# Aim of the task:
Write out exactly, with no other output, the lines below from the one that contains "Enumerate this screenshot's" through the end.

Records about charts and figures
◆ ◆ ◆ ◆ ◆ ◆ ◆
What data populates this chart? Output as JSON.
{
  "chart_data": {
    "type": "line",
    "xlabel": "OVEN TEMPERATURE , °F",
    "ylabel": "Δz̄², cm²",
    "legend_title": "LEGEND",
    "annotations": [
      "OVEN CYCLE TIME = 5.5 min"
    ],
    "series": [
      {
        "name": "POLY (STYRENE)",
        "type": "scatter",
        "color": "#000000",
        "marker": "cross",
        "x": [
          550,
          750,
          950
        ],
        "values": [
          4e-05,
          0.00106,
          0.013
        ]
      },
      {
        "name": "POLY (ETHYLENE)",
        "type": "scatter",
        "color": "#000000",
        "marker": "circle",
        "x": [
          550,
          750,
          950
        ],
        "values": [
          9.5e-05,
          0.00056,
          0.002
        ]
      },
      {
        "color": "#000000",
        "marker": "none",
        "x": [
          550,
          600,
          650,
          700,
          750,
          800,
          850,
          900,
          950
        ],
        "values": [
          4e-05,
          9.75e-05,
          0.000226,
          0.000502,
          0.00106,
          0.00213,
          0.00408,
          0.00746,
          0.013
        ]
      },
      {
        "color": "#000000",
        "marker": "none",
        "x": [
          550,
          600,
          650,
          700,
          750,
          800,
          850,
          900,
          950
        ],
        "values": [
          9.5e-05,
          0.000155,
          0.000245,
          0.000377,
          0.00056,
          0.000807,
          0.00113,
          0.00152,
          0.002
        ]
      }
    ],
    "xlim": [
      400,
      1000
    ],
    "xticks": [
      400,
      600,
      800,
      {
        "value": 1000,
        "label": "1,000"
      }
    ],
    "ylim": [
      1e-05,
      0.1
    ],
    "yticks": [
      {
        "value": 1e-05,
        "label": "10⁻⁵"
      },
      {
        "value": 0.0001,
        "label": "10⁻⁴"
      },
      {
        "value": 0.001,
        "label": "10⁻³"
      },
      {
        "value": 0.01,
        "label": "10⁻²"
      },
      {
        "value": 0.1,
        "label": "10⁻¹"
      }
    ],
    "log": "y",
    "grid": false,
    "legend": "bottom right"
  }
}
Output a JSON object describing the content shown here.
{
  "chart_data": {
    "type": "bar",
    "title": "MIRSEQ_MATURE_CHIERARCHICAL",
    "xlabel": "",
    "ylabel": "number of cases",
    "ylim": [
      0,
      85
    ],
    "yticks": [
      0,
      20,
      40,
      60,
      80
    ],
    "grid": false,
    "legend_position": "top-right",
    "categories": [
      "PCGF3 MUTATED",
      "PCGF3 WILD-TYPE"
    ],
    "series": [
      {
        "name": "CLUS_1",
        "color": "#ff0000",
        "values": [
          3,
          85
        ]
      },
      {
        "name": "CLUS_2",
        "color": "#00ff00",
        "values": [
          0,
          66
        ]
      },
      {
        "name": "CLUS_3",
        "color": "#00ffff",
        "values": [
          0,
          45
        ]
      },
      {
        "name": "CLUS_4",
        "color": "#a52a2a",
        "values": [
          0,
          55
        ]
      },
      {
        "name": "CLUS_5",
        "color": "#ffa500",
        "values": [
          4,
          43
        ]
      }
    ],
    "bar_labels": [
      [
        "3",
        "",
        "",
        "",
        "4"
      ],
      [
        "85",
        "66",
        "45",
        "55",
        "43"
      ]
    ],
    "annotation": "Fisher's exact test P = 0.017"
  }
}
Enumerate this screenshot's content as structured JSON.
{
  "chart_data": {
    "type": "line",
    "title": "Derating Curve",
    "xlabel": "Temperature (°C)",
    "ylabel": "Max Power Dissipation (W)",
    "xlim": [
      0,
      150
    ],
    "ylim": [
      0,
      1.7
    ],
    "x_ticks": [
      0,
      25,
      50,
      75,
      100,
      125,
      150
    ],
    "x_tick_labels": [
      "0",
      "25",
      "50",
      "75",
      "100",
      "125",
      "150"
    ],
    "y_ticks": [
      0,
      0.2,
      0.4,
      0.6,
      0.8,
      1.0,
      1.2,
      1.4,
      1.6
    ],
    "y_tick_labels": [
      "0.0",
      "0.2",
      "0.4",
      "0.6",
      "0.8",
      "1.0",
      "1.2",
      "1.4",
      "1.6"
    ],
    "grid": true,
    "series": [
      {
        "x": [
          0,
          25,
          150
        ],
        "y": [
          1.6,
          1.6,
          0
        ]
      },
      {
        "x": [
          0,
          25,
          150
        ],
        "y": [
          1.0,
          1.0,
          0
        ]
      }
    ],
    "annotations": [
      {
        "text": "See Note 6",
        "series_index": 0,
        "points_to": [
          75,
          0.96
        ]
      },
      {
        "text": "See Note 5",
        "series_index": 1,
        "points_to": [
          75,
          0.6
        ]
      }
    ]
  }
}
◆ ◆ ◆ ◆ ◆ ◆ ◆
# Exercise solution:
Enumerate this screenshot's content as structured JSON.
{
  "chart_data": {
    "type": "line",
    "title": "Derating Curve",
    "xlabel": "Temperature (°C)",
    "ylabel": "Max Power Dissipation (W)",
    "xlim": [
      0,
      150
    ],
    "ylim": [
      0,
      1.7
    ],
    "x_ticks": [
      0,
      25,
      50,
      75,
      100,
      125,
      150
    ],
    "x_tick_labels": [
      "0",
      "25",
      "50",
      "75",
      "100",
      "125",
      "150"
    ],
    "y_ticks": [
      0,
      0.2,
      0.4,
      0.6,
      0.8,
      1.0,
      1.2,
      1.4,
      1.6
    ],
    "y_tick_labels": [
      "0.0",
      "0.2",
      "0.4",
      "0.6",
      "0.8",
      "1.0",
      "1.2",
      "1.4",
      "1.6"
    ],
    "grid": true,
    "series": [
      {
        "x": [
          0,
          25,
          150
        ],
        "y": [
          1.6,
          1.6,
          0
        ]
      },
      {
        "x": [
          0,
          25,
          150
        ],
        "y": [
          1.0,
          1.0,
          0
        ]
      }
    ],
    "annotations": [
      {
        "text": "See Note 6",
        "series_index": 0,
        "points_to": [
          75,
          0.96
        ]
      },
      {
        "text": "See Note 5",
        "series_index": 1,
        "points_to": [
          75,
          0.6
        ]
      }
    ]
  }
}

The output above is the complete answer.